>> start Dataset

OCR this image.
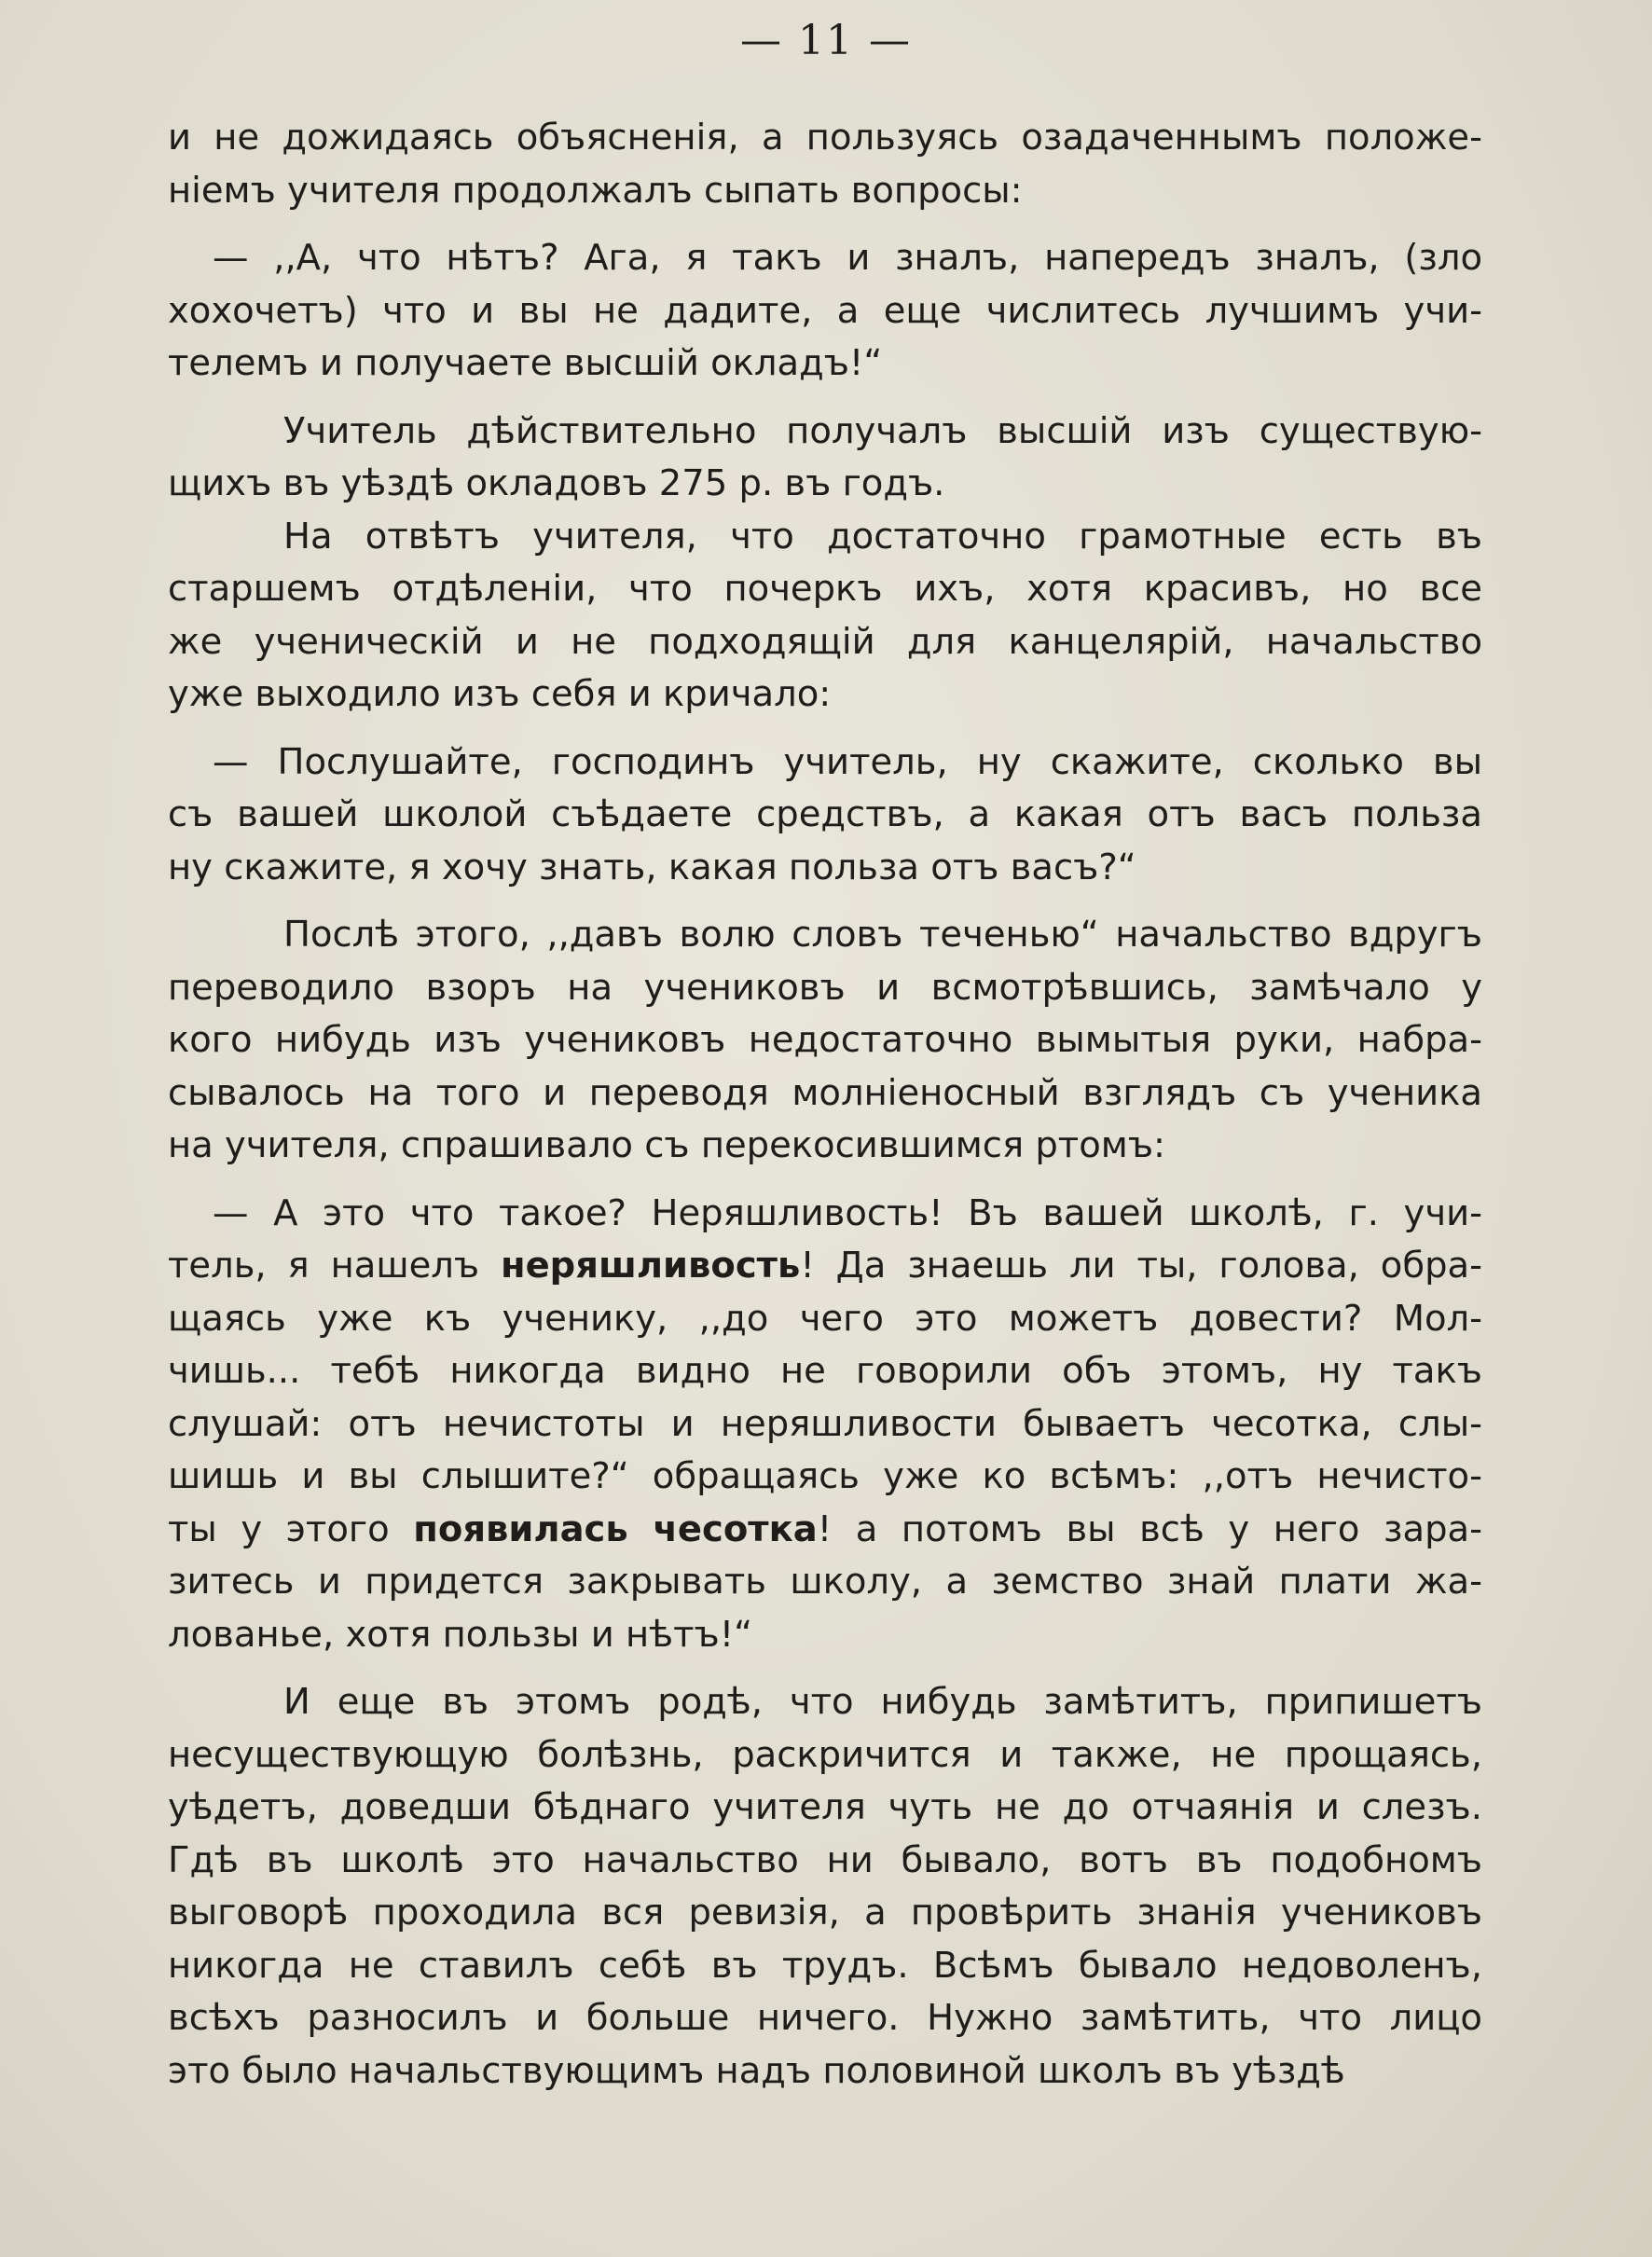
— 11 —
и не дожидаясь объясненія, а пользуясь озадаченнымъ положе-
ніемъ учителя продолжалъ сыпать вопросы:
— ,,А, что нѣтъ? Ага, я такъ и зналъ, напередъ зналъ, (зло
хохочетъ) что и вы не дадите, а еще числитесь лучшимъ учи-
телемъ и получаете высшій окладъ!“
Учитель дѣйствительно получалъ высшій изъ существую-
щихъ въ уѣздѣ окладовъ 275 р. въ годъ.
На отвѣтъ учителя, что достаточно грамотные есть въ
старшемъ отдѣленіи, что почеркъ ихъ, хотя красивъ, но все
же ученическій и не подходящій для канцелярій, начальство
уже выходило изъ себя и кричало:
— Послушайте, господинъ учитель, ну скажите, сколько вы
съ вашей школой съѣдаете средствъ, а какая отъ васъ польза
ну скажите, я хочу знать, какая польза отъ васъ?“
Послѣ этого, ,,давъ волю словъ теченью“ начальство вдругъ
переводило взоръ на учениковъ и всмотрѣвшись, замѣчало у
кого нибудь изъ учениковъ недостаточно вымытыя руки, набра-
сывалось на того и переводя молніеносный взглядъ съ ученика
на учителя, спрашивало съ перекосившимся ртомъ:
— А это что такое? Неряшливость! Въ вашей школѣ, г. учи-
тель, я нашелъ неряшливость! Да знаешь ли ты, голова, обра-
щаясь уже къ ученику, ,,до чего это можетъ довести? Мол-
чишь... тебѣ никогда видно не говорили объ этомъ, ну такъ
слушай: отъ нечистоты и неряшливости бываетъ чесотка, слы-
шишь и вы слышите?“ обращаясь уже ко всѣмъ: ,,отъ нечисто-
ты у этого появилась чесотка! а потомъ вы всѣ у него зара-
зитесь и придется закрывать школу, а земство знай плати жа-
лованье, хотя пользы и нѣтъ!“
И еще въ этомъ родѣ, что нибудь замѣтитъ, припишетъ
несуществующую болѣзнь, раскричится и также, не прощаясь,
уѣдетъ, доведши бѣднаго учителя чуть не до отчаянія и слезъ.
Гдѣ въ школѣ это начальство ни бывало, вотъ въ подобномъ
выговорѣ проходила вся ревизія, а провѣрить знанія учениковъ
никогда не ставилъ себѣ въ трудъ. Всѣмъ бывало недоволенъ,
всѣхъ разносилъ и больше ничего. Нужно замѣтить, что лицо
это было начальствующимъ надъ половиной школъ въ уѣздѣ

>> end Dataset

The task:
Without the pictures, extract every entry verbatim.

Completed exercise:
OCR this image.
— 11 —
и не дожидаясь объясненія, а пользуясь озадаченнымъ положе-
ніемъ учителя продолжалъ сыпать вопросы:
— ,,А, что нѣтъ? Ага, я такъ и зналъ, напередъ зналъ, (зло
хохочетъ) что и вы не дадите, а еще числитесь лучшимъ учи-
телемъ и получаете высшій окладъ!“
Учитель дѣйствительно получалъ высшій изъ существую-
щихъ въ уѣздѣ окладовъ 275 р. въ годъ.
На отвѣтъ учителя, что достаточно грамотные есть въ
старшемъ отдѣленіи, что почеркъ ихъ, хотя красивъ, но все
же ученическій и не подходящій для канцелярій, начальство
уже выходило изъ себя и кричало:
— Послушайте, господинъ учитель, ну скажите, сколько вы
съ вашей школой съѣдаете средствъ, а какая отъ васъ польза
ну скажите, я хочу знать, какая польза отъ васъ?“
Послѣ этого, ,,давъ волю словъ теченью“ начальство вдругъ
переводило взоръ на учениковъ и всмотрѣвшись, замѣчало у
кого нибудь изъ учениковъ недостаточно вымытыя руки, набра-
сывалось на того и переводя молніеносный взглядъ съ ученика
на учителя, спрашивало съ перекосившимся ртомъ:
— А это что такое? Неряшливость! Въ вашей школѣ, г. учи-
тель, я нашелъ неряшливость! Да знаешь ли ты, голова, обра-
щаясь уже къ ученику, ,,до чего это можетъ довести? Мол-
чишь... тебѣ никогда видно не говорили объ этомъ, ну такъ
слушай: отъ нечистоты и неряшливости бываетъ чесотка, слы-
шишь и вы слышите?“ обращаясь уже ко всѣмъ: ,,отъ нечисто-
ты у этого появилась чесотка! а потомъ вы всѣ у него зара-
зитесь и придется закрывать школу, а земство знай плати жа-
лованье, хотя пользы и нѣтъ!“
И еще въ этомъ родѣ, что нибудь замѣтитъ, припишетъ
несуществующую болѣзнь, раскричится и также, не прощаясь,
уѣдетъ, доведши бѣднаго учителя чуть не до отчаянія и слезъ.
Гдѣ въ школѣ это начальство ни бывало, вотъ въ подобномъ
выговорѣ проходила вся ревизія, а провѣрить знанія учениковъ
никогда не ставилъ себѣ въ трудъ. Всѣмъ бывало недоволенъ,
всѣхъ разносилъ и больше ничего. Нужно замѣтить, что лицо
это было начальствующимъ надъ половиной школъ въ уѣздѣ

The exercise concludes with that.